:: Available records ::
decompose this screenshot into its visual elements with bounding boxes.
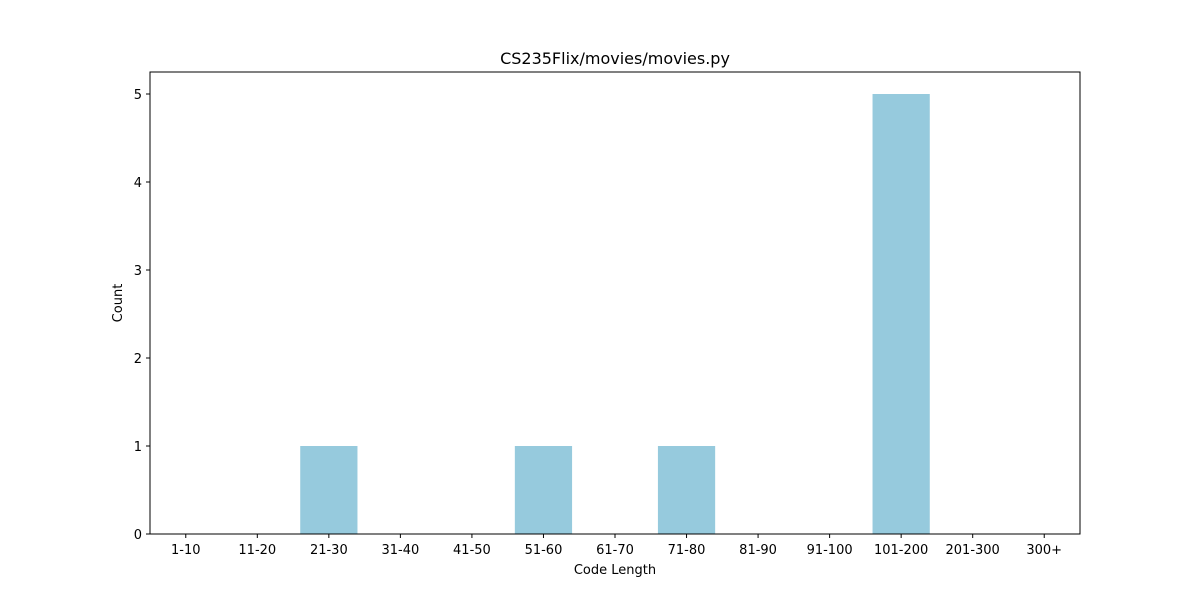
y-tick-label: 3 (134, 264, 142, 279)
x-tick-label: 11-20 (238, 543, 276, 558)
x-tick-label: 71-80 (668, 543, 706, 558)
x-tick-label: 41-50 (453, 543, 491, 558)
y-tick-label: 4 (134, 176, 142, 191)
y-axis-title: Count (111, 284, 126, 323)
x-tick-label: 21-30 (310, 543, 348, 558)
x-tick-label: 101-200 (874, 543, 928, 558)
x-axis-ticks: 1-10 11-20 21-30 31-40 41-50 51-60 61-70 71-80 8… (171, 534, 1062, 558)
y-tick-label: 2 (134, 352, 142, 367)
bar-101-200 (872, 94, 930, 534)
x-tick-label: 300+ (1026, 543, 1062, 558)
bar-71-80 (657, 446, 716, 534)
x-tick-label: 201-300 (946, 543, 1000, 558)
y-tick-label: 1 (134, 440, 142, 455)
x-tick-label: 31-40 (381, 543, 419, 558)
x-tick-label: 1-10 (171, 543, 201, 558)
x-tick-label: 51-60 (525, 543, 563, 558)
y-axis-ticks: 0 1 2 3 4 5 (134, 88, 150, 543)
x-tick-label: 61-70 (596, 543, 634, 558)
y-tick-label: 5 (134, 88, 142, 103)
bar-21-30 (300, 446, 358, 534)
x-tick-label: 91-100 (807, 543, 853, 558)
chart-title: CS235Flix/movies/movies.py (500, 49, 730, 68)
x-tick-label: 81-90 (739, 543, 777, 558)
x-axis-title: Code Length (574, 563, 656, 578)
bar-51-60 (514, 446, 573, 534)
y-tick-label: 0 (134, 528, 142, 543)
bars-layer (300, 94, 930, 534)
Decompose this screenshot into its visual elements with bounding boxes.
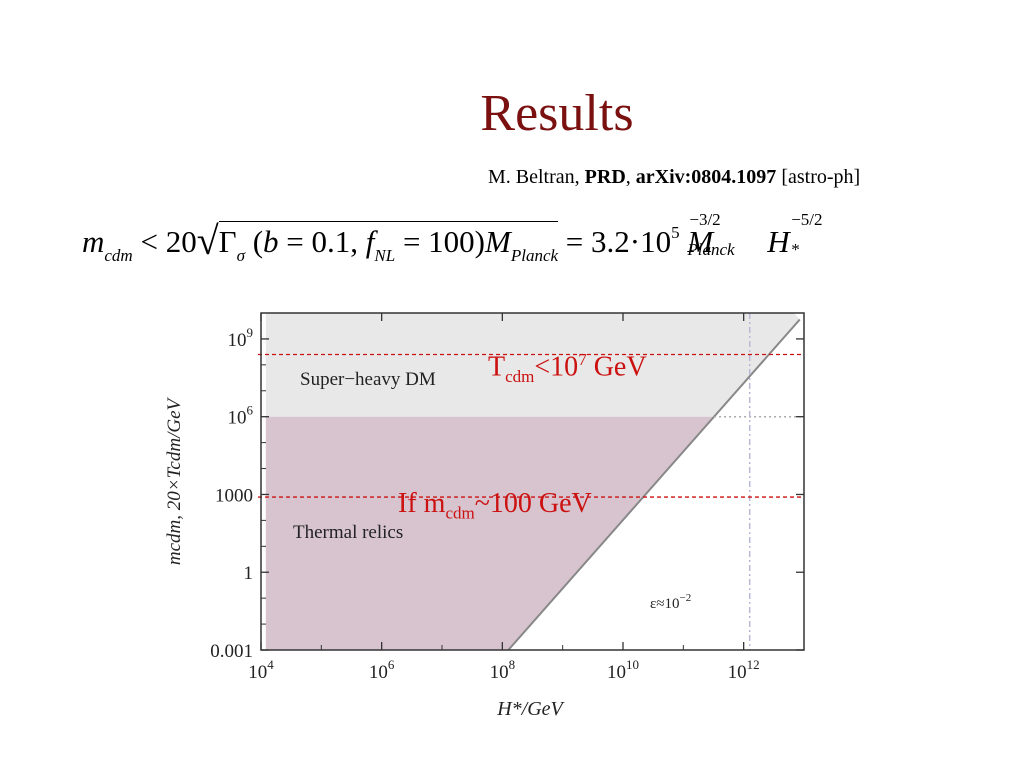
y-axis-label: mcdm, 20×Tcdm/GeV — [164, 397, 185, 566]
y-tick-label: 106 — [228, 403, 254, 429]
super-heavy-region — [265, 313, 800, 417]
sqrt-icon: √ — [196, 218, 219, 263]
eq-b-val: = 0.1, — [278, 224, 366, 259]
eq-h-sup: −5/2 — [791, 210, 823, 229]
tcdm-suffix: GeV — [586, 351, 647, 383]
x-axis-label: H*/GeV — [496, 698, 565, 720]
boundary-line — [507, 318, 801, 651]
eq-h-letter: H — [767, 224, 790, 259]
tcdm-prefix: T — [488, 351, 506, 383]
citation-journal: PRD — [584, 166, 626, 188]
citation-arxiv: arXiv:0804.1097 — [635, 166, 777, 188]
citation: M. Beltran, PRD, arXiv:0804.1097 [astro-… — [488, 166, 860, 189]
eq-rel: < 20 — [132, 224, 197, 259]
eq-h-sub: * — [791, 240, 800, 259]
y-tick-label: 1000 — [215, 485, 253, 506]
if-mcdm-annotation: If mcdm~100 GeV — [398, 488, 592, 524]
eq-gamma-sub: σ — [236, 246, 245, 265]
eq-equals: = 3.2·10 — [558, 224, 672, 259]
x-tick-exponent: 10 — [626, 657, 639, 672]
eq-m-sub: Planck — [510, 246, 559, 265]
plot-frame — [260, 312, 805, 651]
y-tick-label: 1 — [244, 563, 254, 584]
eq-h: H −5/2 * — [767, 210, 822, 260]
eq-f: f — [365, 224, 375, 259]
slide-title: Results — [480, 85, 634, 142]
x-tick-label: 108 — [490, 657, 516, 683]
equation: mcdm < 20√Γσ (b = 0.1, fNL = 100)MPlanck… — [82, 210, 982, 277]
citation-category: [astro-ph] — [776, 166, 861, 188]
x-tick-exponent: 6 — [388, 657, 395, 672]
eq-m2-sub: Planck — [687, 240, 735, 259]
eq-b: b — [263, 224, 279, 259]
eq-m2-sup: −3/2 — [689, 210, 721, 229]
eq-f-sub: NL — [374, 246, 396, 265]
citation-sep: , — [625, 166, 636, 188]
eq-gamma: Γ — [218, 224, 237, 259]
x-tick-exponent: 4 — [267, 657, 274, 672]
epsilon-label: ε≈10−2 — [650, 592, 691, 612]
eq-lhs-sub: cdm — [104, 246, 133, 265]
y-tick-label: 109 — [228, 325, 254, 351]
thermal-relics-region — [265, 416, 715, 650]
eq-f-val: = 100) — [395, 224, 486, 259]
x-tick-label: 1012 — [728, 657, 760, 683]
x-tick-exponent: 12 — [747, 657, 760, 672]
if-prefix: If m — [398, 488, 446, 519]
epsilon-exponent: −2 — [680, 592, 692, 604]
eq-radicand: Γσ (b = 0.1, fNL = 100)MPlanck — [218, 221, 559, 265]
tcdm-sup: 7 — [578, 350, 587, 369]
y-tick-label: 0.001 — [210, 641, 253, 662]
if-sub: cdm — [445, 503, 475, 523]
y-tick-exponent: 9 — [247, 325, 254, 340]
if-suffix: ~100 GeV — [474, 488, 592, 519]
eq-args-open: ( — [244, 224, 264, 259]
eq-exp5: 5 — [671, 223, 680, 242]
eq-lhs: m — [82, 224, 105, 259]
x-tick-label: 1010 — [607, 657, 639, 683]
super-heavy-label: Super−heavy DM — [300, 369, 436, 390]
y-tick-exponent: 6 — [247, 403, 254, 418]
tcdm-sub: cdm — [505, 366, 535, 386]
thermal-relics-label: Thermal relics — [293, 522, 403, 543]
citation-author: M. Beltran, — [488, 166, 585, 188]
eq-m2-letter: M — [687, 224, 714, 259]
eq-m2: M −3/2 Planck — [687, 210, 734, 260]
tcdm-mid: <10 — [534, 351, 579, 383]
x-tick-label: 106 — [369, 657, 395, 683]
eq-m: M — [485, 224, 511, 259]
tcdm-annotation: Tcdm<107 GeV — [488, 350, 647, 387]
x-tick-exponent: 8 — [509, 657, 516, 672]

* * *

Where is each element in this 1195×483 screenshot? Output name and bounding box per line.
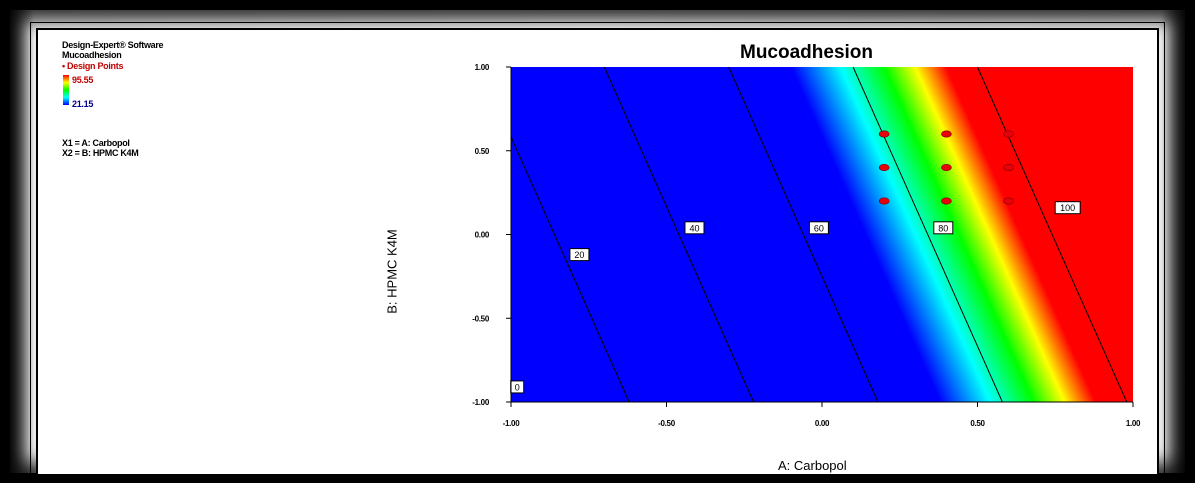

:: Task prompt ::
Please gather every line of the listing above that contains the string "annotation" and copy each one in full.

:: Exercise response ::
if-mcdm-annotation: If mcdm~100 GeV — [398, 488, 592, 524]
tcdm-annotation: Tcdm<107 GeV — [488, 350, 647, 387]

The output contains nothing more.